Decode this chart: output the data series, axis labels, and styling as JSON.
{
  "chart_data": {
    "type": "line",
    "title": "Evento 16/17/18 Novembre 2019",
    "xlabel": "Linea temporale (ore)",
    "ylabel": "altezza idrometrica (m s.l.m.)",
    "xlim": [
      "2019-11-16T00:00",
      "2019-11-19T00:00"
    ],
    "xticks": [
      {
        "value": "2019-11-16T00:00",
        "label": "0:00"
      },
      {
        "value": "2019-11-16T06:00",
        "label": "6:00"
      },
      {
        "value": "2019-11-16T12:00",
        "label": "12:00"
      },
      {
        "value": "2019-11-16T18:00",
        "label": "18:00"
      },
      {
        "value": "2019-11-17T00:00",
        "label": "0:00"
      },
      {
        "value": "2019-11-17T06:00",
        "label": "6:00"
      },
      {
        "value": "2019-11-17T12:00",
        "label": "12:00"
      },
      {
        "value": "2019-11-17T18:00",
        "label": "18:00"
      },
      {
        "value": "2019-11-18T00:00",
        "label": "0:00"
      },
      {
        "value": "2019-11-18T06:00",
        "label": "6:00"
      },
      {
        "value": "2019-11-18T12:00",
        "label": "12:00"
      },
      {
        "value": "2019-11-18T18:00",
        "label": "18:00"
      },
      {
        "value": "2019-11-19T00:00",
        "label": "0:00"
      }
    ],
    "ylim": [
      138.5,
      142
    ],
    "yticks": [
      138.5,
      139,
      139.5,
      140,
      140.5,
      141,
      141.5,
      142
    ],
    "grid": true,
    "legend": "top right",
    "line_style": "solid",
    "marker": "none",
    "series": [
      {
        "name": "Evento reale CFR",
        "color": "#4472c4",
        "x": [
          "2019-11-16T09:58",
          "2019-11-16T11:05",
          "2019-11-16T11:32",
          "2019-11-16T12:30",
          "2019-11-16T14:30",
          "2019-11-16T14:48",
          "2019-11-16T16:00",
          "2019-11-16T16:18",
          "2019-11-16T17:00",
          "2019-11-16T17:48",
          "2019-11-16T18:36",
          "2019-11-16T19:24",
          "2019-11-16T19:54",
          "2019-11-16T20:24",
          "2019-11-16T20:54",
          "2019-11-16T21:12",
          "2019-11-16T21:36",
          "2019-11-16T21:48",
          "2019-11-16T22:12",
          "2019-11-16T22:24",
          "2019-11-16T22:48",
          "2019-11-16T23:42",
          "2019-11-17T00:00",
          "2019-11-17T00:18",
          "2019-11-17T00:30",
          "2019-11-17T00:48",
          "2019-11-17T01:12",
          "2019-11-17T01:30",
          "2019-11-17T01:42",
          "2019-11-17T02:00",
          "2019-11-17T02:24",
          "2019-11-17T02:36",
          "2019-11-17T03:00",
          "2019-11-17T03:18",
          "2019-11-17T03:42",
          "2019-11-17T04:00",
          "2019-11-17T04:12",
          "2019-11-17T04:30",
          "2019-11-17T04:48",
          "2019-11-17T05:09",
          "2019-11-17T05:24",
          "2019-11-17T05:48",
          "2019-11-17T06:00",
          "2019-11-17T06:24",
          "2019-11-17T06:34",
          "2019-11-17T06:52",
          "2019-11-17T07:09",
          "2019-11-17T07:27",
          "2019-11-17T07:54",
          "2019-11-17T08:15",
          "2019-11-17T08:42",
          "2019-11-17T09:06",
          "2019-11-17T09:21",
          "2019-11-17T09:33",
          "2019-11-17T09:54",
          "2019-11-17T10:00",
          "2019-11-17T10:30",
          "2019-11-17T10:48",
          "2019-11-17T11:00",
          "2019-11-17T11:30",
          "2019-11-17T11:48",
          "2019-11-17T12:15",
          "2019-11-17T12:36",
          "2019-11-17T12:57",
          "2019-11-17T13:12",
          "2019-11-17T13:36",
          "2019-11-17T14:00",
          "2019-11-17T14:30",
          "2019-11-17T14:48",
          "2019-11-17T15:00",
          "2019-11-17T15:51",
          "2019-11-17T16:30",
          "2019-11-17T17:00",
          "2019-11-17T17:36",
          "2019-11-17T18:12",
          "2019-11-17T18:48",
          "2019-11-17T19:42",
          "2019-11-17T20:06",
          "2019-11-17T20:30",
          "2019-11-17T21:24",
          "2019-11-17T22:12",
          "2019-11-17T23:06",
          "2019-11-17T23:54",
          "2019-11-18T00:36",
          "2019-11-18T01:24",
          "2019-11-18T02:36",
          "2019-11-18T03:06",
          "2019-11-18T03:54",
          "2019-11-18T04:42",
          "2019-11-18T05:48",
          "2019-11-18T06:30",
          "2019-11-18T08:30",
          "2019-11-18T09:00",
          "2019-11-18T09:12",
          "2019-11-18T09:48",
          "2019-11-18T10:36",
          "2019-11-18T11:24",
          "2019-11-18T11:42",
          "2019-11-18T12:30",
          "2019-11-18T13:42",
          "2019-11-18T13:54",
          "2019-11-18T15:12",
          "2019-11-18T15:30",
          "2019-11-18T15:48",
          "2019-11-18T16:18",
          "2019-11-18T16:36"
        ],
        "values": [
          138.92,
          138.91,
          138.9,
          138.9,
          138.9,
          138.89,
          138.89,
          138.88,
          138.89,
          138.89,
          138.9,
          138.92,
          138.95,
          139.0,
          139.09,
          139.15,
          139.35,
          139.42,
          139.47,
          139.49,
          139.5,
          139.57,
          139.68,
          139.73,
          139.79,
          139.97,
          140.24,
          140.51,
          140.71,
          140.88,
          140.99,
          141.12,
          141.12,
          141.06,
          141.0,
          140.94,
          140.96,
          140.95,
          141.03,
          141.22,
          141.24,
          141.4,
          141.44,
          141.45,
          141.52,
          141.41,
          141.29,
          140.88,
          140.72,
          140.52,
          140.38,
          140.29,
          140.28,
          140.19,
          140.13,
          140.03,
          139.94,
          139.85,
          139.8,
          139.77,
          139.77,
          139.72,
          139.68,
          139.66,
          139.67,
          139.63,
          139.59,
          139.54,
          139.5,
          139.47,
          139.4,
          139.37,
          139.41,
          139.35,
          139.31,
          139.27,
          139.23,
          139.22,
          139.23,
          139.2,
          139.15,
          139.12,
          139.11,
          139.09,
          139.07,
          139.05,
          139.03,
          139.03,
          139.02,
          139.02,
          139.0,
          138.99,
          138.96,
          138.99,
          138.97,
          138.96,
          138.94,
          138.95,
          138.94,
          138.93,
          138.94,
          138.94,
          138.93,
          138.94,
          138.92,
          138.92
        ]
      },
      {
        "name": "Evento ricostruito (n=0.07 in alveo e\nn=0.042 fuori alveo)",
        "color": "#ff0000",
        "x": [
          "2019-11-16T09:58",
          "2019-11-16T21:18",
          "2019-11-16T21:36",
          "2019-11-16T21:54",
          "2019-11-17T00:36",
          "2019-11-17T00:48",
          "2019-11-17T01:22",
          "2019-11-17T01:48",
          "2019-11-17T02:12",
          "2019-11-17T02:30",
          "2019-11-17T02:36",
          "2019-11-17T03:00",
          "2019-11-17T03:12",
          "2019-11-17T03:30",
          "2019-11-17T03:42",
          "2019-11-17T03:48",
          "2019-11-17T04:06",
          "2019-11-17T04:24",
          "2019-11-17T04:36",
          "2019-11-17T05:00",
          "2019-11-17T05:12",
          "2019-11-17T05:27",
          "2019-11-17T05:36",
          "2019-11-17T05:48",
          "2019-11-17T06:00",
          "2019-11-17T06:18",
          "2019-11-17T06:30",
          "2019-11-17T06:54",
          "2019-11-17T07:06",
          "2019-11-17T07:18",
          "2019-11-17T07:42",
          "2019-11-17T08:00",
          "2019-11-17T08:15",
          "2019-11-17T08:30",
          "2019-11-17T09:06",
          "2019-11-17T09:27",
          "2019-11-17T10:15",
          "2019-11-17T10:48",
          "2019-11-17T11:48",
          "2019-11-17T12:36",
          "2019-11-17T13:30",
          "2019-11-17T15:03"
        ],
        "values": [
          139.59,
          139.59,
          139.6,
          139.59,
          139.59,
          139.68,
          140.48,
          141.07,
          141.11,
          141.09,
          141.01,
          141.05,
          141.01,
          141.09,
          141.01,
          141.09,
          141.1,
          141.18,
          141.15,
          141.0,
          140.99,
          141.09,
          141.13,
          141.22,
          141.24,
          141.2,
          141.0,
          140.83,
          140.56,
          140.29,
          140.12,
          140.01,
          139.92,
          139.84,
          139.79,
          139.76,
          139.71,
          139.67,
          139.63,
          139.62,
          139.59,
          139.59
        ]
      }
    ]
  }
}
━━━
**Exercise**
Select the lines that carry the string "Evento" and copy them.

**Finished task**
    "title": "Evento 16/17/18 Novembre 2019",
        "name": "Evento reale CFR",
        "name": "Evento ricostruito (n=0.07 in alveo e\nn=0.042 fuori alveo)",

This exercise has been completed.